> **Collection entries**

+++

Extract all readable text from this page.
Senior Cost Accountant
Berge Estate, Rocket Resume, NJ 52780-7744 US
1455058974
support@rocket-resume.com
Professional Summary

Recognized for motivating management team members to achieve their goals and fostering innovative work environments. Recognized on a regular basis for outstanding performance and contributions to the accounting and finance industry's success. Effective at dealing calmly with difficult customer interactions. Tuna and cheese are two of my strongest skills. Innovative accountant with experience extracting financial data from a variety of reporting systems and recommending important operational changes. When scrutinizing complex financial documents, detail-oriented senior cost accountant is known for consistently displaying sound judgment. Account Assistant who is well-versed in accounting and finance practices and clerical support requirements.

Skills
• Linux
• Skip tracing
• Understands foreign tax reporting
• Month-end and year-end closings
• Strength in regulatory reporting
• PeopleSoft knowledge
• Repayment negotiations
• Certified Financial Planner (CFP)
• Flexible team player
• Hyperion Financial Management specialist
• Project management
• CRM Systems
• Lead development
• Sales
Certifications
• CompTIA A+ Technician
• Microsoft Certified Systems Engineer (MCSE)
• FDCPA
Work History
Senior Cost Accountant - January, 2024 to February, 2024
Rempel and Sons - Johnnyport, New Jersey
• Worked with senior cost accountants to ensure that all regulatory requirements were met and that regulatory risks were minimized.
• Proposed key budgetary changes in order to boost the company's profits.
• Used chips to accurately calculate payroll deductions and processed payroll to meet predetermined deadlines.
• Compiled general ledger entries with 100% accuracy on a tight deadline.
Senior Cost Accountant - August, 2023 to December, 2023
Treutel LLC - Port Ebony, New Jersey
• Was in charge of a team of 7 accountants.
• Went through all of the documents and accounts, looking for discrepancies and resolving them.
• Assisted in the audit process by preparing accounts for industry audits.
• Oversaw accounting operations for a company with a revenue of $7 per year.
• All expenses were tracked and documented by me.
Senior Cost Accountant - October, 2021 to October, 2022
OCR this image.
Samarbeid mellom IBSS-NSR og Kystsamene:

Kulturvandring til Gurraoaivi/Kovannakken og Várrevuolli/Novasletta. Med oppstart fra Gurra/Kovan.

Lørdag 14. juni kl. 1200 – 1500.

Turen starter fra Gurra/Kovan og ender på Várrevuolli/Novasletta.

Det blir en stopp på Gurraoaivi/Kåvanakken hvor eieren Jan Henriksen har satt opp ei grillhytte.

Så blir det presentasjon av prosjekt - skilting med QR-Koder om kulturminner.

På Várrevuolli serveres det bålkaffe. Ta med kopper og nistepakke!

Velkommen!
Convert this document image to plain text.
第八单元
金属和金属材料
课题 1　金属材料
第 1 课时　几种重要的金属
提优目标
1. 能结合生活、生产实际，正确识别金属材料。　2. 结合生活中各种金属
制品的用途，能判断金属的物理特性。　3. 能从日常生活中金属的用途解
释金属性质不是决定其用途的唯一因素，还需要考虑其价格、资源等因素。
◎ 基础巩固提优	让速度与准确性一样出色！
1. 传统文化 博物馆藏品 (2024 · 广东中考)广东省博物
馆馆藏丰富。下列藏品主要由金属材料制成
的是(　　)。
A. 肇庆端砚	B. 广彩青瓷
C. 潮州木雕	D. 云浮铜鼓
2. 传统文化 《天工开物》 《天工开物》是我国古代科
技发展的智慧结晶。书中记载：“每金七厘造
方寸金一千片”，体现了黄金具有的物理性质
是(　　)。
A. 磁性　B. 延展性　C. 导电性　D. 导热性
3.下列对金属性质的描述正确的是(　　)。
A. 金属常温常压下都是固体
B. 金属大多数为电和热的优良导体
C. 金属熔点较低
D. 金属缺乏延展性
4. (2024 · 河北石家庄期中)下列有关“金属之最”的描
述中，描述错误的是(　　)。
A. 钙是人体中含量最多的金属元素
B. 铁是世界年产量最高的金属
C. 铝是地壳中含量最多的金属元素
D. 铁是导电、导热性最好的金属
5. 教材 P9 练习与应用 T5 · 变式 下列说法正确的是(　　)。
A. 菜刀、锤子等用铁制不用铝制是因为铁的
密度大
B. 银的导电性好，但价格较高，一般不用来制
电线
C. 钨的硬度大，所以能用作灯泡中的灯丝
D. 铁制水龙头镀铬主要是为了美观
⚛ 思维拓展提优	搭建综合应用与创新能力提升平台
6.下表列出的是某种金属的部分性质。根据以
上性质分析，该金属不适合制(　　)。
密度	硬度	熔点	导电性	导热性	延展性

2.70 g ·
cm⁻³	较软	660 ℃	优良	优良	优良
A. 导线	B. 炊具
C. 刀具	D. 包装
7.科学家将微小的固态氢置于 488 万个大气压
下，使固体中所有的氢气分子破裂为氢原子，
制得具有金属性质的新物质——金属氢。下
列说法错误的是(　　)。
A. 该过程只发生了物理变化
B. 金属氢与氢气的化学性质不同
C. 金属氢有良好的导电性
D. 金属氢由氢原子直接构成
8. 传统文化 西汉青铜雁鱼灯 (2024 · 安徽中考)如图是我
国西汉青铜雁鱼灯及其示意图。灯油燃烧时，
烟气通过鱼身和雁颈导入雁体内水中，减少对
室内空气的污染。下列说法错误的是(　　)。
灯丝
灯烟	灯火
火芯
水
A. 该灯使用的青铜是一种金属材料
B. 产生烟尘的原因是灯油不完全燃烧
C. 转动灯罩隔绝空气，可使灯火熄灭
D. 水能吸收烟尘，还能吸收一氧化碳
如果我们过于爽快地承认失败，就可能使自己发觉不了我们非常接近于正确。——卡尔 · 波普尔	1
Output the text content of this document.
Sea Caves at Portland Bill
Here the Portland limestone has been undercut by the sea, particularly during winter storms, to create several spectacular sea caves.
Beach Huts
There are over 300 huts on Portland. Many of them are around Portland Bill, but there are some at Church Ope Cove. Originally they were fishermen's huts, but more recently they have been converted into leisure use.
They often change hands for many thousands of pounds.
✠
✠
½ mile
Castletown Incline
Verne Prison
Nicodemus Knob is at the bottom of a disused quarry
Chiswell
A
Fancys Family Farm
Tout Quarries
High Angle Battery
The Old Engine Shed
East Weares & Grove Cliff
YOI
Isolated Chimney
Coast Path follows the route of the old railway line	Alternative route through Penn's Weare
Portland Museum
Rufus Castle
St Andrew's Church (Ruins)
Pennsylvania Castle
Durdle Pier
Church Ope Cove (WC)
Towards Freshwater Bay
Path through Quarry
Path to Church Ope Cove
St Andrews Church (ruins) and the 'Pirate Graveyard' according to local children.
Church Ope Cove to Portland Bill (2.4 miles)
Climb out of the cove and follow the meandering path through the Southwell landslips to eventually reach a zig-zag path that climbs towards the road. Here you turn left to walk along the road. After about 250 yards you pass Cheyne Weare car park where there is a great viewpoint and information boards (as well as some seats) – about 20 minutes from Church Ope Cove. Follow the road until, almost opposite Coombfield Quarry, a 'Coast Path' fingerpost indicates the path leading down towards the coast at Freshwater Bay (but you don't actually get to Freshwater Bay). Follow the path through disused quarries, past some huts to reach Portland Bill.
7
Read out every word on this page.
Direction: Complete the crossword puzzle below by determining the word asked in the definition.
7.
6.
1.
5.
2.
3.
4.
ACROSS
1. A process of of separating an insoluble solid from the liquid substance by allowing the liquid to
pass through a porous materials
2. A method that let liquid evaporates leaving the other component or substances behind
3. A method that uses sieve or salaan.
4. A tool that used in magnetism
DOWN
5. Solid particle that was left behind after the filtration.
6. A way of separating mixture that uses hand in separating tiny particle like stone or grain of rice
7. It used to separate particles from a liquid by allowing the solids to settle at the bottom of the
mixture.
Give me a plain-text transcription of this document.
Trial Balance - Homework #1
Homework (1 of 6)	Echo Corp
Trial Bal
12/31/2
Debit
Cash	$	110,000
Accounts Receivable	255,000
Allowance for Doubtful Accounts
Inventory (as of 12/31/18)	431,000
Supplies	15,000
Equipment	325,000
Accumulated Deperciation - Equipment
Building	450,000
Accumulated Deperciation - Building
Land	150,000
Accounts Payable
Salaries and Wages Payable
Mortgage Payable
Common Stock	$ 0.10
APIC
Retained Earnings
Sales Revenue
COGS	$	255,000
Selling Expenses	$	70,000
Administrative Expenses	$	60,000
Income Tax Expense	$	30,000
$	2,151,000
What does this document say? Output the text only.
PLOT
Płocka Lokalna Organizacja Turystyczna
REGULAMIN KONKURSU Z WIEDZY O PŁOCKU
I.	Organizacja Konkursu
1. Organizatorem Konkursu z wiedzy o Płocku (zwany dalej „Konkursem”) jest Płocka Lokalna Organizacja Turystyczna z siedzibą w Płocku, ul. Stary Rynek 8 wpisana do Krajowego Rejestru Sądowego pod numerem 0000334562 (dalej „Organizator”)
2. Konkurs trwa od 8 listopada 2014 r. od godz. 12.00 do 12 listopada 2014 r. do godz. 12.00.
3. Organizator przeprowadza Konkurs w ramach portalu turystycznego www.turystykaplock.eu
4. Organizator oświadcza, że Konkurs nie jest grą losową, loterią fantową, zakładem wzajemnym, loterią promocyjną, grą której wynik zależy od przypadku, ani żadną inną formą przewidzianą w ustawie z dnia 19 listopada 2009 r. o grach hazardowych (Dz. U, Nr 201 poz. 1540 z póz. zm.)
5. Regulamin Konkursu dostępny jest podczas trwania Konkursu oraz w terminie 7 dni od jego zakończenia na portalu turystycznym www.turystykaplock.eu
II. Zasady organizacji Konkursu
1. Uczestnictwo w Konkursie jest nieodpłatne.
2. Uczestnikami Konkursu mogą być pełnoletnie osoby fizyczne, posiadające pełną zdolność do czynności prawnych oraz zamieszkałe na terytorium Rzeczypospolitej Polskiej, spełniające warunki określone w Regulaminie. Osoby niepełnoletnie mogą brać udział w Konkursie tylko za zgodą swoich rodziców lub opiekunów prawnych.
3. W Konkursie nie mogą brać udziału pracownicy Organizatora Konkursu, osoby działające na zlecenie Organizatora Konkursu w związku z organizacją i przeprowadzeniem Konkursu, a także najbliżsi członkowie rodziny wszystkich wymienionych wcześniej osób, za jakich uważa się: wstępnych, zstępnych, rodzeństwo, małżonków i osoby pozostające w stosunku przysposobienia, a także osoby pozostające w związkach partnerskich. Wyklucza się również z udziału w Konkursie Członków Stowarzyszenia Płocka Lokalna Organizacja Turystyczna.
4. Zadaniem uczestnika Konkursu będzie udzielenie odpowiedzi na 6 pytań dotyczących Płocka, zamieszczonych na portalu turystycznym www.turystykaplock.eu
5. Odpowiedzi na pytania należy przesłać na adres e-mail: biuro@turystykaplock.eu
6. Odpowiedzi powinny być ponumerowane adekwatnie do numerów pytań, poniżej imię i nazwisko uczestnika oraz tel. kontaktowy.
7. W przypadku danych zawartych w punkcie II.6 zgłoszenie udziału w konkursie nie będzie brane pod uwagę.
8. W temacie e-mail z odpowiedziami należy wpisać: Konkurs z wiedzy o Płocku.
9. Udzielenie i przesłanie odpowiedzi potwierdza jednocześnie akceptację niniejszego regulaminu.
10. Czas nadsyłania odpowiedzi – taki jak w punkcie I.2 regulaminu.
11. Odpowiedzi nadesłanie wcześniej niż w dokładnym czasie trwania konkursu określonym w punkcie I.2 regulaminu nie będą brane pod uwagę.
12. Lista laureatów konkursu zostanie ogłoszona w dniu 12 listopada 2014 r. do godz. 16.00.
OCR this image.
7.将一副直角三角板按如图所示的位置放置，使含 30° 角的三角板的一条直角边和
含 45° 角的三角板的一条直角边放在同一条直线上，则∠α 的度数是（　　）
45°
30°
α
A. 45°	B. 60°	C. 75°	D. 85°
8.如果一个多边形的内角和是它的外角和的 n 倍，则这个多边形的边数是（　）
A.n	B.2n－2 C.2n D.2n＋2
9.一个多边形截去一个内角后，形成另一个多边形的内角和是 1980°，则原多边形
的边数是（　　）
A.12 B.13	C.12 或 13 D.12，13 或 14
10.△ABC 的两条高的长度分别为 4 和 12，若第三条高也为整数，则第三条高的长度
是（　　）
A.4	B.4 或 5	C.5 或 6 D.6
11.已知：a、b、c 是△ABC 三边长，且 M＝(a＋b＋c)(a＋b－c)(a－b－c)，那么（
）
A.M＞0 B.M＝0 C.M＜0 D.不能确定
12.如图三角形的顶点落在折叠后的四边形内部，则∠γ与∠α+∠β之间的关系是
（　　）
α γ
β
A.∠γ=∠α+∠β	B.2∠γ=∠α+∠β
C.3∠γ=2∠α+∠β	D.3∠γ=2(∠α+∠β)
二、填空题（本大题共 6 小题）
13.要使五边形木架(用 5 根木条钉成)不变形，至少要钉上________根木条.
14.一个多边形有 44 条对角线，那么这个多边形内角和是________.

+++

> **Required work**
Gather each line in the data that holds the string "turystykaplock".

> **The answer**
3. Organizator przeprowadza Konkurs w ramach portalu turystycznego www.turystykaplock.eu
5. Regulamin Konkursu dostępny jest podczas trwania Konkursu oraz w terminie 7 dni od jego zakończenia na portalu turystycznym www.turystykaplock.eu
4. Zadaniem uczestnika Konkursu będzie udzielenie odpowiedzi na 6 pytań dotyczących Płocka, zamieszczonych na portalu turystycznym www.turystykaplock.eu
5. Odpowiedzi na pytania należy przesłać na adres e-mail: biuro@turystykaplock.eu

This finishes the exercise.